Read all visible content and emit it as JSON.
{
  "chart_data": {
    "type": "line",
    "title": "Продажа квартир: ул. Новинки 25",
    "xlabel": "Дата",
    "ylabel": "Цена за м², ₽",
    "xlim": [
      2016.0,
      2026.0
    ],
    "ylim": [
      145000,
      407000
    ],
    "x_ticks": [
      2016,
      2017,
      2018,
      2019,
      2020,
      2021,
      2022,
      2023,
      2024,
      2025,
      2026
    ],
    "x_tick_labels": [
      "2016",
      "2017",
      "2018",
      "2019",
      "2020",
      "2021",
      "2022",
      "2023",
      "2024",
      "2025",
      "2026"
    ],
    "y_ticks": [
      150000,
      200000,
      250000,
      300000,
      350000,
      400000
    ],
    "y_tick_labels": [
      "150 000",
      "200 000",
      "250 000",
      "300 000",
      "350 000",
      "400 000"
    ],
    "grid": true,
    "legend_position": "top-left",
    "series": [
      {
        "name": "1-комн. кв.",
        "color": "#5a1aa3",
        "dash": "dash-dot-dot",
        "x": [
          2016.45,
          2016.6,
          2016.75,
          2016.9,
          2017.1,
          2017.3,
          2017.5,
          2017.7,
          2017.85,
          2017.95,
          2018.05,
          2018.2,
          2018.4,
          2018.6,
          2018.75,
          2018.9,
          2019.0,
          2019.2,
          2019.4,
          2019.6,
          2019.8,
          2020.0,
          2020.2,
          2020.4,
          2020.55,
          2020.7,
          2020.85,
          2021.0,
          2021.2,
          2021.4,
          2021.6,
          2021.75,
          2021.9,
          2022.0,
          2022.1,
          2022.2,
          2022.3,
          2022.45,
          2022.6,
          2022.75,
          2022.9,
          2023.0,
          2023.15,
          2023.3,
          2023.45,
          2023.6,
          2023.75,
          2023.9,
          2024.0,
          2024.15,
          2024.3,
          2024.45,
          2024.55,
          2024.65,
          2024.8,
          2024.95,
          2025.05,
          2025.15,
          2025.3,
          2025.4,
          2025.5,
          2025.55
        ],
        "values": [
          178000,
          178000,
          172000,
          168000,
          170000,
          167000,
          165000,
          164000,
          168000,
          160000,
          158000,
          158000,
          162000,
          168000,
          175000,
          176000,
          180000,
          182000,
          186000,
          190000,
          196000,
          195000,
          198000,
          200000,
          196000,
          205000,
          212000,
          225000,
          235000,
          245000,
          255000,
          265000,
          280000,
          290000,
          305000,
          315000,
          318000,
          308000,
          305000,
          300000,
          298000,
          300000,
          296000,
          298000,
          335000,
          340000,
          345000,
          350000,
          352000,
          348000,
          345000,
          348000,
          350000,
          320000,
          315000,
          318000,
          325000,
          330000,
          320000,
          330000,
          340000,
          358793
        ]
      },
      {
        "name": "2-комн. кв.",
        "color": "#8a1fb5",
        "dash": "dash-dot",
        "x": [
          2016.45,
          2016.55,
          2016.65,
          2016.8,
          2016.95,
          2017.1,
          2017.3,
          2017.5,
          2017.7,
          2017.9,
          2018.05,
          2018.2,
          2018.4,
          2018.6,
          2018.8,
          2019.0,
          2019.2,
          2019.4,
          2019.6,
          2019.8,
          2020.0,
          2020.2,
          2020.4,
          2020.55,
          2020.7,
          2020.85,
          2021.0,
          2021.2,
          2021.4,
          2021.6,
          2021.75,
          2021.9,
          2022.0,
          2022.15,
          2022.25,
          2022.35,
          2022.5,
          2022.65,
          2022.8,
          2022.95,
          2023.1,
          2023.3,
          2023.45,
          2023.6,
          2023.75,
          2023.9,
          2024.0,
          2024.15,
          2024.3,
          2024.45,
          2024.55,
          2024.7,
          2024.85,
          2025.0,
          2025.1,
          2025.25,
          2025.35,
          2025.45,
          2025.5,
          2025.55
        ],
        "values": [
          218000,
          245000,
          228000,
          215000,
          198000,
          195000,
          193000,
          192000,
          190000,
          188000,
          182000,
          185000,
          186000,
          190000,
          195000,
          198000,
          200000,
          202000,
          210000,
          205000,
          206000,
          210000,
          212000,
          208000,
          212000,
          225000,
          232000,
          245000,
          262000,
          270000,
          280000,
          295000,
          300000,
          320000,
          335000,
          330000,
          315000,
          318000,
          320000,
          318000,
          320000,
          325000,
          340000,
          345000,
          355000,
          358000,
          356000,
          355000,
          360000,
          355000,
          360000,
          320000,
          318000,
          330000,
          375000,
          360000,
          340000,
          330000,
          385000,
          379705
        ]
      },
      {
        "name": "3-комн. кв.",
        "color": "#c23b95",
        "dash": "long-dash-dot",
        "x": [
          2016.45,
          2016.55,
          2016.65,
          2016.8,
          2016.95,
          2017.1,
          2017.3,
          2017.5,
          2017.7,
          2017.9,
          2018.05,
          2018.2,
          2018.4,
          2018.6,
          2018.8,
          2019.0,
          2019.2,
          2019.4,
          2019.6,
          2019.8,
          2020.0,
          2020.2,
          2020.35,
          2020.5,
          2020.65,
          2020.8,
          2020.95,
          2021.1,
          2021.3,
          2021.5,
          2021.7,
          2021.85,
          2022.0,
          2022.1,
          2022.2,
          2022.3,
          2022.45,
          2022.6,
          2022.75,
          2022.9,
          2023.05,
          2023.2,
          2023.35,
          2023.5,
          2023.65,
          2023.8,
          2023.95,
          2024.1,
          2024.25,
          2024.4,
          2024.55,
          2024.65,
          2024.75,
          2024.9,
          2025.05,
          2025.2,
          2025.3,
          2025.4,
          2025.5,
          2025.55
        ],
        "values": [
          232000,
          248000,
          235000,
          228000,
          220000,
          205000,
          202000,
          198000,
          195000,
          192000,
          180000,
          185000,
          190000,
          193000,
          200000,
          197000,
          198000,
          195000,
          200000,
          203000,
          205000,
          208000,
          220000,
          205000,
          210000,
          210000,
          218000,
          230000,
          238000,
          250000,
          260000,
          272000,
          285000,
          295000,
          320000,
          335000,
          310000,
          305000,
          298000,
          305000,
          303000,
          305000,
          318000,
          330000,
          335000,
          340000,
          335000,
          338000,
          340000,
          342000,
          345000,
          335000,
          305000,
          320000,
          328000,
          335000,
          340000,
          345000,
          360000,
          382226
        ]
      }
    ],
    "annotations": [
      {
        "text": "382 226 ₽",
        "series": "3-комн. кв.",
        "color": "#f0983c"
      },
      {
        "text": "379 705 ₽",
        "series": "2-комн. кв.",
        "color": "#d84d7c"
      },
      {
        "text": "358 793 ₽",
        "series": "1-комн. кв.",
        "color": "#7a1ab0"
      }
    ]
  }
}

++++

**YOUR OBJECTIVE:** Your task is to repeat the data exactly, with nothing left out.

**EXERCISE ANSWER:**
Read all visible content and emit it as JSON.
{
  "chart_data": {
    "type": "line",
    "title": "Продажа квартир: ул. Новинки 25",
    "xlabel": "Дата",
    "ylabel": "Цена за м², ₽",
    "xlim": [
      2016.0,
      2026.0
    ],
    "ylim": [
      145000,
      407000
    ],
    "x_ticks": [
      2016,
      2017,
      2018,
      2019,
      2020,
      2021,
      2022,
      2023,
      2024,
      2025,
      2026
    ],
    "x_tick_labels": [
      "2016",
      "2017",
      "2018",
      "2019",
      "2020",
      "2021",
      "2022",
      "2023",
      "2024",
      "2025",
      "2026"
    ],
    "y_ticks": [
      150000,
      200000,
      250000,
      300000,
      350000,
      400000
    ],
    "y_tick_labels": [
      "150 000",
      "200 000",
      "250 000",
      "300 000",
      "350 000",
      "400 000"
    ],
    "grid": true,
    "legend_position": "top-left",
    "series": [
      {
        "name": "1-комн. кв.",
        "color": "#5a1aa3",
        "dash": "dash-dot-dot",
        "x": [
          2016.45,
          2016.6,
          2016.75,
          2016.9,
          2017.1,
          2017.3,
          2017.5,
          2017.7,
          2017.85,
          2017.95,
          2018.05,
          2018.2,
          2018.4,
          2018.6,
          2018.75,
          2018.9,
          2019.0,
          2019.2,
          2019.4,
          2019.6,
          2019.8,
          2020.0,
          2020.2,
          2020.4,
          2020.55,
          2020.7,
          2020.85,
          2021.0,
          2021.2,
          2021.4,
          2021.6,
          2021.75,
          2021.9,
          2022.0,
          2022.1,
          2022.2,
          2022.3,
          2022.45,
          2022.6,
          2022.75,
          2022.9,
          2023.0,
          2023.15,
          2023.3,
          2023.45,
          2023.6,
          2023.75,
          2023.9,
          2024.0,
          2024.15,
          2024.3,
          2024.45,
          2024.55,
          2024.65,
          2024.8,
          2024.95,
          2025.05,
          2025.15,
          2025.3,
          2025.4,
          2025.5,
          2025.55
        ],
        "values": [
          178000,
          178000,
          172000,
          168000,
          170000,
          167000,
          165000,
          164000,
          168000,
          160000,
          158000,
          158000,
          162000,
          168000,
          175000,
          176000,
          180000,
          182000,
          186000,
          190000,
          196000,
          195000,
          198000,
          200000,
          196000,
          205000,
          212000,
          225000,
          235000,
          245000,
          255000,
          265000,
          280000,
          290000,
          305000,
          315000,
          318000,
          308000,
          305000,
          300000,
          298000,
          300000,
          296000,
          298000,
          335000,
          340000,
          345000,
          350000,
          352000,
          348000,
          345000,
          348000,
          350000,
          320000,
          315000,
          318000,
          325000,
          330000,
          320000,
          330000,
          340000,
          358793
        ]
      },
      {
        "name": "2-комн. кв.",
        "color": "#8a1fb5",
        "dash": "dash-dot",
        "x": [
          2016.45,
          2016.55,
          2016.65,
          2016.8,
          2016.95,
          2017.1,
          2017.3,
          2017.5,
          2017.7,
          2017.9,
          2018.05,
          2018.2,
          2018.4,
          2018.6,
          2018.8,
          2019.0,
          2019.2,
          2019.4,
          2019.6,
          2019.8,
          2020.0,
          2020.2,
          2020.4,
          2020.55,
          2020.7,
          2020.85,
          2021.0,
          2021.2,
          2021.4,
          2021.6,
          2021.75,
          2021.9,
          2022.0,
          2022.15,
          2022.25,
          2022.35,
          2022.5,
          2022.65,
          2022.8,
          2022.95,
          2023.1,
          2023.3,
          2023.45,
          2023.6,
          2023.75,
          2023.9,
          2024.0,
          2024.15,
          2024.3,
          2024.45,
          2024.55,
          2024.7,
          2024.85,
          2025.0,
          2025.1,
          2025.25,
          2025.35,
          2025.45,
          2025.5,
          2025.55
        ],
        "values": [
          218000,
          245000,
          228000,
          215000,
          198000,
          195000,
          193000,
          192000,
          190000,
          188000,
          182000,
          185000,
          186000,
          190000,
          195000,
          198000,
          200000,
          202000,
          210000,
          205000,
          206000,
          210000,
          212000,
          208000,
          212000,
          225000,
          232000,
          245000,
          262000,
          270000,
          280000,
          295000,
          300000,
          320000,
          335000,
          330000,
          315000,
          318000,
          320000,
          318000,
          320000,
          325000,
          340000,
          345000,
          355000,
          358000,
          356000,
          355000,
          360000,
          355000,
          360000,
          320000,
          318000,
          330000,
          375000,
          360000,
          340000,
          330000,
          385000,
          379705
        ]
      },
      {
        "name": "3-комн. кв.",
        "color": "#c23b95",
        "dash": "long-dash-dot",
        "x": [
          2016.45,
          2016.55,
          2016.65,
          2016.8,
          2016.95,
          2017.1,
          2017.3,
          2017.5,
          2017.7,
          2017.9,
          2018.05,
          2018.2,
          2018.4,
          2018.6,
          2018.8,
          2019.0,
          2019.2,
          2019.4,
          2019.6,
          2019.8,
          2020.0,
          2020.2,
          2020.35,
          2020.5,
          2020.65,
          2020.8,
          2020.95,
          2021.1,
          2021.3,
          2021.5,
          2021.7,
          2021.85,
          2022.0,
          2022.1,
          2022.2,
          2022.3,
          2022.45,
          2022.6,
          2022.75,
          2022.9,
          2023.05,
          2023.2,
          2023.35,
          2023.5,
          2023.65,
          2023.8,
          2023.95,
          2024.1,
          2024.25,
          2024.4,
          2024.55,
          2024.65,
          2024.75,
          2024.9,
          2025.05,
          2025.2,
          2025.3,
          2025.4,
          2025.5,
          2025.55
        ],
        "values": [
          232000,
          248000,
          235000,
          228000,
          220000,
          205000,
          202000,
          198000,
          195000,
          192000,
          180000,
          185000,
          190000,
          193000,
          200000,
          197000,
          198000,
          195000,
          200000,
          203000,
          205000,
          208000,
          220000,
          205000,
          210000,
          210000,
          218000,
          230000,
          238000,
          250000,
          260000,
          272000,
          285000,
          295000,
          320000,
          335000,
          310000,
          305000,
          298000,
          305000,
          303000,
          305000,
          318000,
          330000,
          335000,
          340000,
          335000,
          338000,
          340000,
          342000,
          345000,
          335000,
          305000,
          320000,
          328000,
          335000,
          340000,
          345000,
          360000,
          382226
        ]
      }
    ],
    "annotations": [
      {
        "text": "382 226 ₽",
        "series": "3-комн. кв.",
        "color": "#f0983c"
      },
      {
        "text": "379 705 ₽",
        "series": "2-комн. кв.",
        "color": "#d84d7c"
      },
      {
        "text": "358 793 ₽",
        "series": "1-комн. кв.",
        "color": "#7a1ab0"
      }
    ]
  }
}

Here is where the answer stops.